(begin)
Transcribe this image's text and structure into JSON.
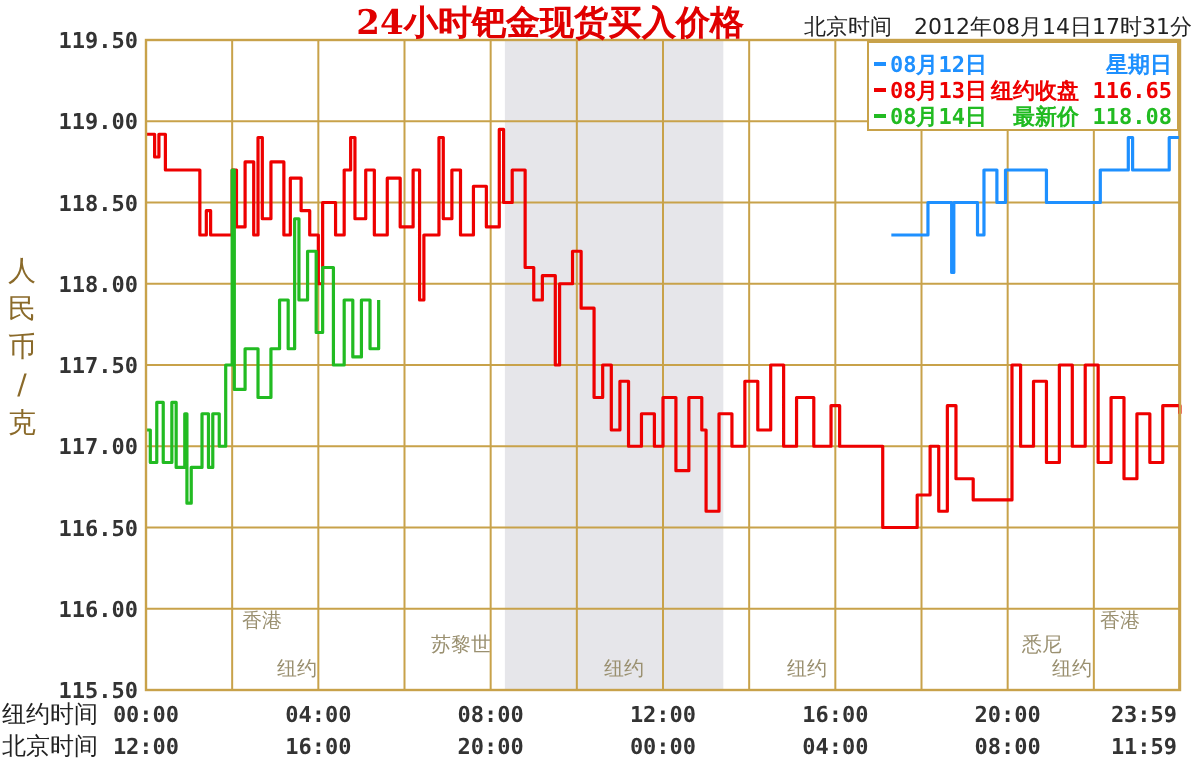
{
  "chart_data": {
    "type": "step",
    "title": "24小时钯金现货买入价格",
    "subtitle": "北京时间　2012年08月14日17时31分",
    "ylabel": "人民币/克",
    "xlabel": "纽约时间",
    "xlim": [
      0,
      24
    ],
    "ylim": [
      115.5,
      119.5
    ],
    "xticks": [
      {
        "value": 0,
        "label": "00:00"
      },
      {
        "value": 2,
        "label": null
      },
      {
        "value": 4,
        "label": "04:00"
      },
      {
        "value": 6,
        "label": null
      },
      {
        "value": 8,
        "label": "08:00"
      },
      {
        "value": 10,
        "label": null
      },
      {
        "value": 12,
        "label": "12:00"
      },
      {
        "value": 14,
        "label": null
      },
      {
        "value": 16,
        "label": "16:00"
      },
      {
        "value": 18,
        "label": null
      },
      {
        "value": 20,
        "label": "20:00"
      },
      {
        "value": 22,
        "label": null
      },
      {
        "value": 23.98,
        "label": "23:59"
      }
    ],
    "yticks": [
      {
        "value": 115.5,
        "label": "115.50"
      },
      {
        "value": 116,
        "label": "116.00"
      },
      {
        "value": 116.5,
        "label": "116.50"
      },
      {
        "value": 117,
        "label": "117.00"
      },
      {
        "value": 117.5,
        "label": "117.50"
      },
      {
        "value": 118,
        "label": "118.00"
      },
      {
        "value": 118.5,
        "label": "118.50"
      },
      {
        "value": 119,
        "label": "119.00"
      },
      {
        "value": 119.5,
        "label": "119.50"
      }
    ],
    "grid": true,
    "legend": "top right",
    "bands": [
      {
        "axis": "x",
        "from": 8.33,
        "to": 13.4,
        "color": "#e6e6ea"
      }
    ],
    "series": [
      {
        "name": "08月12日",
        "color": "#1e90ff",
        "x": [
          17.3,
          18.15,
          18.7,
          18.75,
          19.3,
          19.45,
          19.75,
          19.95,
          20.9,
          22.15,
          22.8,
          22.9,
          23.75,
          24
        ],
        "values": [
          118.3,
          118.5,
          118.07,
          118.5,
          118.3,
          118.7,
          118.5,
          118.7,
          118.5,
          118.7,
          118.9,
          118.7,
          118.9,
          118.9
        ]
      },
      {
        "name": "08月13日",
        "color": "#ee0000",
        "x": [
          0,
          0.2,
          0.3,
          0.45,
          1.25,
          1.4,
          1.5,
          1.95,
          2.0,
          2.1,
          2.3,
          2.5,
          2.6,
          2.7,
          2.9,
          3.2,
          3.35,
          3.6,
          3.8,
          4.0,
          4.1,
          4.4,
          4.6,
          4.75,
          4.85,
          5.1,
          5.3,
          5.6,
          5.9,
          6.2,
          6.35,
          6.45,
          6.8,
          6.9,
          7.1,
          7.3,
          7.6,
          7.9,
          8.2,
          8.3,
          8.5,
          8.8,
          9.0,
          9.2,
          9.5,
          9.6,
          9.9,
          10.1,
          10.4,
          10.6,
          10.8,
          11.0,
          11.2,
          11.5,
          11.8,
          12.0,
          12.3,
          12.6,
          12.9,
          13.0,
          13.3,
          13.6,
          13.9,
          14.2,
          14.5,
          14.8,
          15.1,
          15.5,
          15.9,
          16.1,
          17.1,
          17.9,
          18.2,
          18.4,
          18.6,
          18.8,
          19.2,
          20.1,
          20.3,
          20.6,
          20.9,
          21.2,
          21.5,
          21.8,
          22.1,
          22.4,
          22.7,
          23.0,
          23.3,
          23.6,
          24.0
        ],
        "values": [
          118.92,
          118.78,
          118.92,
          118.7,
          118.3,
          118.45,
          118.3,
          118.3,
          118.7,
          118.35,
          118.75,
          118.3,
          118.9,
          118.4,
          118.75,
          118.3,
          118.65,
          118.45,
          118.3,
          118.0,
          118.5,
          118.3,
          118.7,
          118.9,
          118.4,
          118.7,
          118.3,
          118.65,
          118.35,
          118.7,
          117.9,
          118.3,
          118.9,
          118.4,
          118.7,
          118.3,
          118.6,
          118.35,
          118.95,
          118.5,
          118.7,
          118.1,
          117.9,
          118.05,
          117.5,
          118.0,
          118.2,
          117.85,
          117.3,
          117.5,
          117.1,
          117.4,
          117.0,
          117.2,
          117.0,
          117.3,
          116.85,
          117.3,
          117.1,
          116.6,
          117.2,
          117.0,
          117.4,
          117.1,
          117.5,
          117.0,
          117.3,
          117.0,
          117.25,
          117.0,
          116.5,
          116.7,
          117.0,
          116.6,
          117.25,
          116.8,
          116.67,
          117.5,
          117.0,
          117.4,
          116.9,
          117.5,
          117.0,
          117.5,
          116.9,
          117.3,
          116.8,
          117.2,
          116.9,
          117.25,
          117.2
        ]
      },
      {
        "name": "08月14日",
        "color": "#22bb22",
        "x": [
          0,
          0.1,
          0.25,
          0.4,
          0.6,
          0.7,
          0.9,
          0.95,
          1.05,
          1.3,
          1.45,
          1.55,
          1.7,
          1.85,
          2.0,
          2.05,
          2.3,
          2.6,
          2.9,
          3.1,
          3.3,
          3.45,
          3.55,
          3.75,
          3.95,
          4.1,
          4.35,
          4.6,
          4.8,
          5.0,
          5.2,
          5.4
        ],
        "values": [
          117.1,
          116.9,
          117.27,
          116.9,
          117.27,
          116.87,
          117.2,
          116.65,
          116.87,
          117.2,
          116.87,
          117.2,
          117.0,
          117.5,
          118.7,
          117.35,
          117.6,
          117.3,
          117.6,
          117.9,
          117.6,
          118.4,
          117.9,
          118.2,
          117.7,
          118.1,
          117.5,
          117.9,
          117.55,
          117.9,
          117.6,
          117.9
        ]
      }
    ],
    "annotations": [
      "星期日",
      "纽约收盘 116.65",
      "最新价 118.08",
      "香港",
      "苏黎世",
      "纽约",
      "纽约",
      "纽约",
      "悉尼",
      "香港",
      "纽约",
      "北京时间",
      "12:00",
      "16:00",
      "20:00",
      "00:00",
      "04:00",
      "08:00",
      "11:59"
    ]
  }
}
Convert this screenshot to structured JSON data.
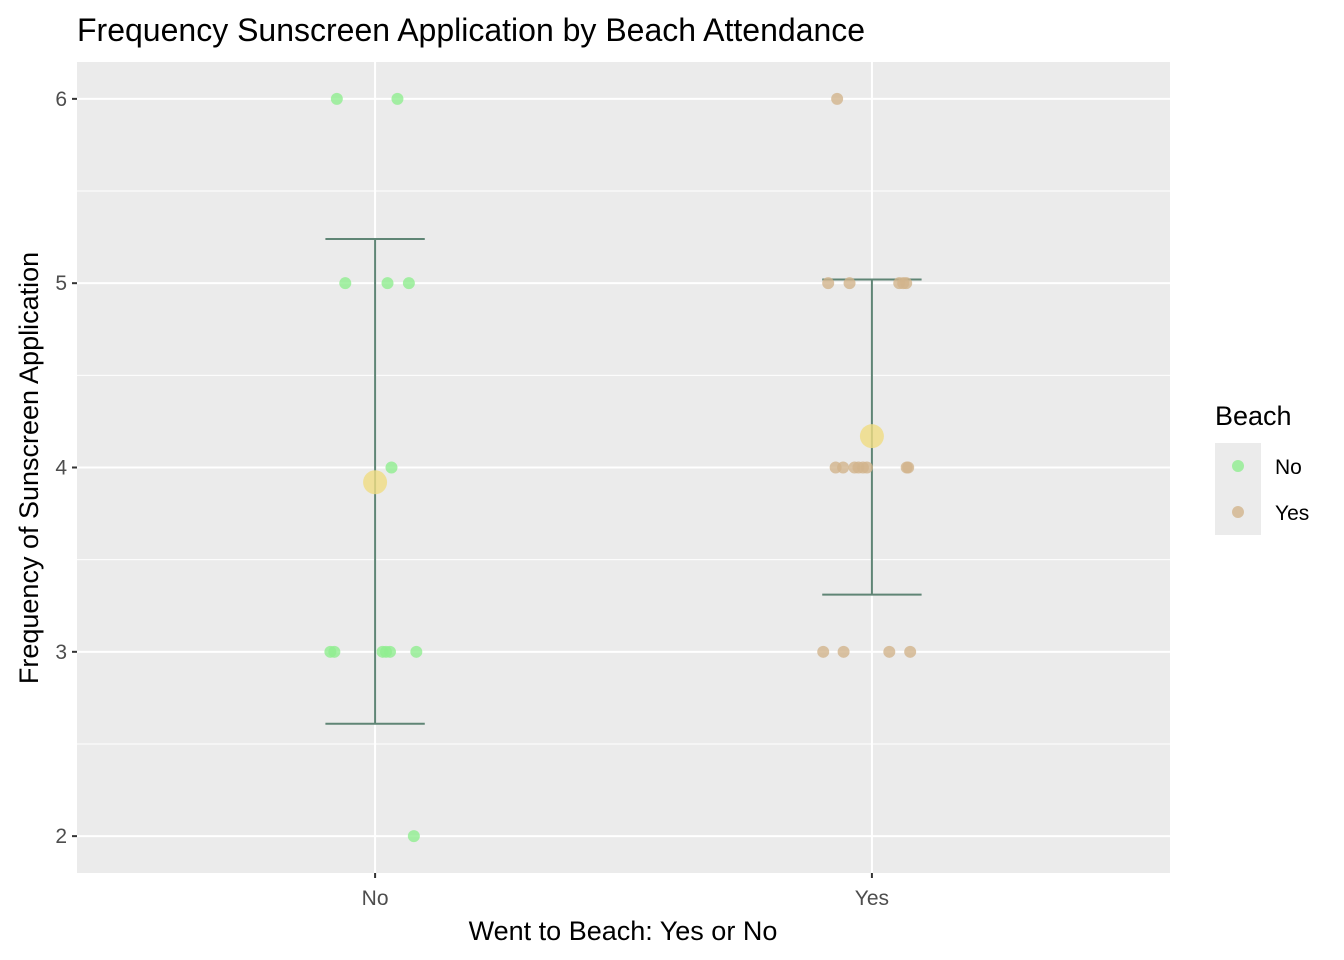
{
  "chart_data": {
    "type": "scatter",
    "title": "Frequency Sunscreen Application by Beach Attendance",
    "xlabel": "Went to Beach: Yes or No",
    "ylabel": "Frequency of Sunscreen Application",
    "categories": [
      "No",
      "Yes"
    ],
    "ylim": [
      1.8,
      6.2
    ],
    "yticks": [
      2,
      3,
      4,
      5,
      6
    ],
    "grid": true,
    "legend": {
      "title": "Beach",
      "placement": "right",
      "items": [
        {
          "label": "No",
          "color": "#90ee90"
        },
        {
          "label": "Yes",
          "color": "#d2b48c"
        }
      ]
    },
    "series": [
      {
        "name": "No",
        "color": "#90ee90",
        "points": [
          {
            "x": "No",
            "jitter": -0.077,
            "y": 6
          },
          {
            "x": "No",
            "jitter": 0.045,
            "y": 6
          },
          {
            "x": "No",
            "jitter": -0.06,
            "y": 5
          },
          {
            "x": "No",
            "jitter": 0.025,
            "y": 5
          },
          {
            "x": "No",
            "jitter": 0.068,
            "y": 5
          },
          {
            "x": "No",
            "jitter": 0.033,
            "y": 4
          },
          {
            "x": "No",
            "jitter": -0.09,
            "y": 3
          },
          {
            "x": "No",
            "jitter": -0.082,
            "y": 3
          },
          {
            "x": "No",
            "jitter": 0.015,
            "y": 3
          },
          {
            "x": "No",
            "jitter": 0.022,
            "y": 3
          },
          {
            "x": "No",
            "jitter": 0.03,
            "y": 3
          },
          {
            "x": "No",
            "jitter": 0.083,
            "y": 3
          },
          {
            "x": "No",
            "jitter": 0.078,
            "y": 2
          }
        ]
      },
      {
        "name": "Yes",
        "color": "#d2b48c",
        "points": [
          {
            "x": "Yes",
            "jitter": -0.07,
            "y": 6
          },
          {
            "x": "Yes",
            "jitter": -0.088,
            "y": 5
          },
          {
            "x": "Yes",
            "jitter": -0.045,
            "y": 5
          },
          {
            "x": "Yes",
            "jitter": 0.055,
            "y": 5
          },
          {
            "x": "Yes",
            "jitter": 0.063,
            "y": 5
          },
          {
            "x": "Yes",
            "jitter": 0.069,
            "y": 5
          },
          {
            "x": "Yes",
            "jitter": -0.073,
            "y": 4
          },
          {
            "x": "Yes",
            "jitter": -0.058,
            "y": 4
          },
          {
            "x": "Yes",
            "jitter": -0.035,
            "y": 4
          },
          {
            "x": "Yes",
            "jitter": -0.027,
            "y": 4
          },
          {
            "x": "Yes",
            "jitter": -0.018,
            "y": 4
          },
          {
            "x": "Yes",
            "jitter": -0.01,
            "y": 4
          },
          {
            "x": "Yes",
            "jitter": 0.07,
            "y": 4
          },
          {
            "x": "Yes",
            "jitter": 0.073,
            "y": 4
          },
          {
            "x": "Yes",
            "jitter": -0.098,
            "y": 3
          },
          {
            "x": "Yes",
            "jitter": -0.057,
            "y": 3
          },
          {
            "x": "Yes",
            "jitter": 0.035,
            "y": 3
          },
          {
            "x": "Yes",
            "jitter": 0.077,
            "y": 3
          }
        ]
      }
    ],
    "means": [
      {
        "x": "No",
        "y": 3.92,
        "color": "#f0dc82"
      },
      {
        "x": "Yes",
        "y": 4.17,
        "color": "#f0dc82"
      }
    ],
    "error_bars": [
      {
        "x": "No",
        "ymin": 2.61,
        "ymax": 5.24,
        "color": "#5f8575"
      },
      {
        "x": "Yes",
        "ymin": 3.31,
        "ymax": 5.02,
        "color": "#5f8575"
      }
    ]
  }
}
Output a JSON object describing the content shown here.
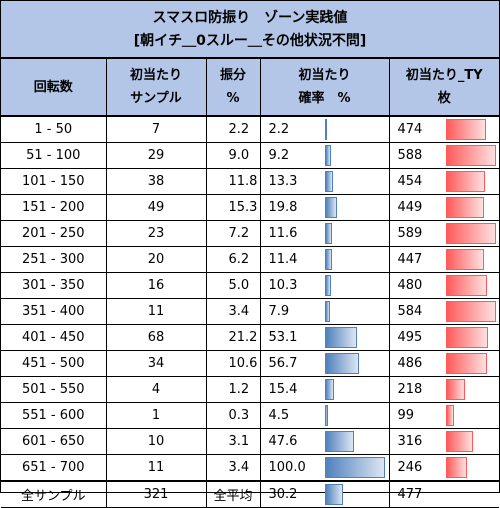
{
  "title": {
    "line1": "スマスロ防振り　ゾーン実践値",
    "line2": "[朝イチ＿0スルー＿その他状況不問]"
  },
  "headers": {
    "col1": "回転数",
    "col2_line1": "初当たり",
    "col2_line2": "サンプル",
    "col3_line1": "振分",
    "col3_line2": "%",
    "col4_line1": "初当たり",
    "col4_line2": "確率　%",
    "col5_line1": "初当たり_TY",
    "col5_line2": "枚"
  },
  "rows": [
    {
      "range": "1 - 50",
      "samples": "7",
      "dist": "2.2",
      "prob": "2.2",
      "ty": "474"
    },
    {
      "range": "51 - 100",
      "samples": "29",
      "dist": "9.0",
      "prob": "9.2",
      "ty": "588"
    },
    {
      "range": "101 - 150",
      "samples": "38",
      "dist": "11.8",
      "prob": "13.3",
      "ty": "454"
    },
    {
      "range": "151 - 200",
      "samples": "49",
      "dist": "15.3",
      "prob": "19.8",
      "ty": "449"
    },
    {
      "range": "201 - 250",
      "samples": "23",
      "dist": "7.2",
      "prob": "11.6",
      "ty": "589"
    },
    {
      "range": "251 - 300",
      "samples": "20",
      "dist": "6.2",
      "prob": "11.4",
      "ty": "447"
    },
    {
      "range": "301 - 350",
      "samples": "16",
      "dist": "5.0",
      "prob": "10.3",
      "ty": "480"
    },
    {
      "range": "351 - 400",
      "samples": "11",
      "dist": "3.4",
      "prob": "7.9",
      "ty": "584"
    },
    {
      "range": "401 - 450",
      "samples": "68",
      "dist": "21.2",
      "prob": "53.1",
      "ty": "495"
    },
    {
      "range": "451 - 500",
      "samples": "34",
      "dist": "10.6",
      "prob": "56.7",
      "ty": "486"
    },
    {
      "range": "501 - 550",
      "samples": "4",
      "dist": "1.2",
      "prob": "15.4",
      "ty": "218"
    },
    {
      "range": "551 - 600",
      "samples": "1",
      "dist": "0.3",
      "prob": "4.5",
      "ty": "99"
    },
    {
      "range": "601 - 650",
      "samples": "10",
      "dist": "3.1",
      "prob": "47.6",
      "ty": "316"
    },
    {
      "range": "651 - 700",
      "samples": "11",
      "dist": "3.4",
      "prob": "100.0",
      "ty": "246"
    }
  ],
  "footer": {
    "label": "全サンプル",
    "samples": "321",
    "avg_label": "全平均",
    "avg_prob": "30.2",
    "avg_ty": "477"
  },
  "bar_scales": {
    "prob_max": 100.0,
    "ty_max": 589
  },
  "colors": {
    "header_bg": "#b4c6e7",
    "prob_bar": "#4f81bd",
    "ty_bar": "#ff5a5a"
  }
}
(end)
» PROBLEM REQUIREMENTS
What is the number of lines holding the word "北京时间"? State it alone.

» RESULT FOR THIS TASK
2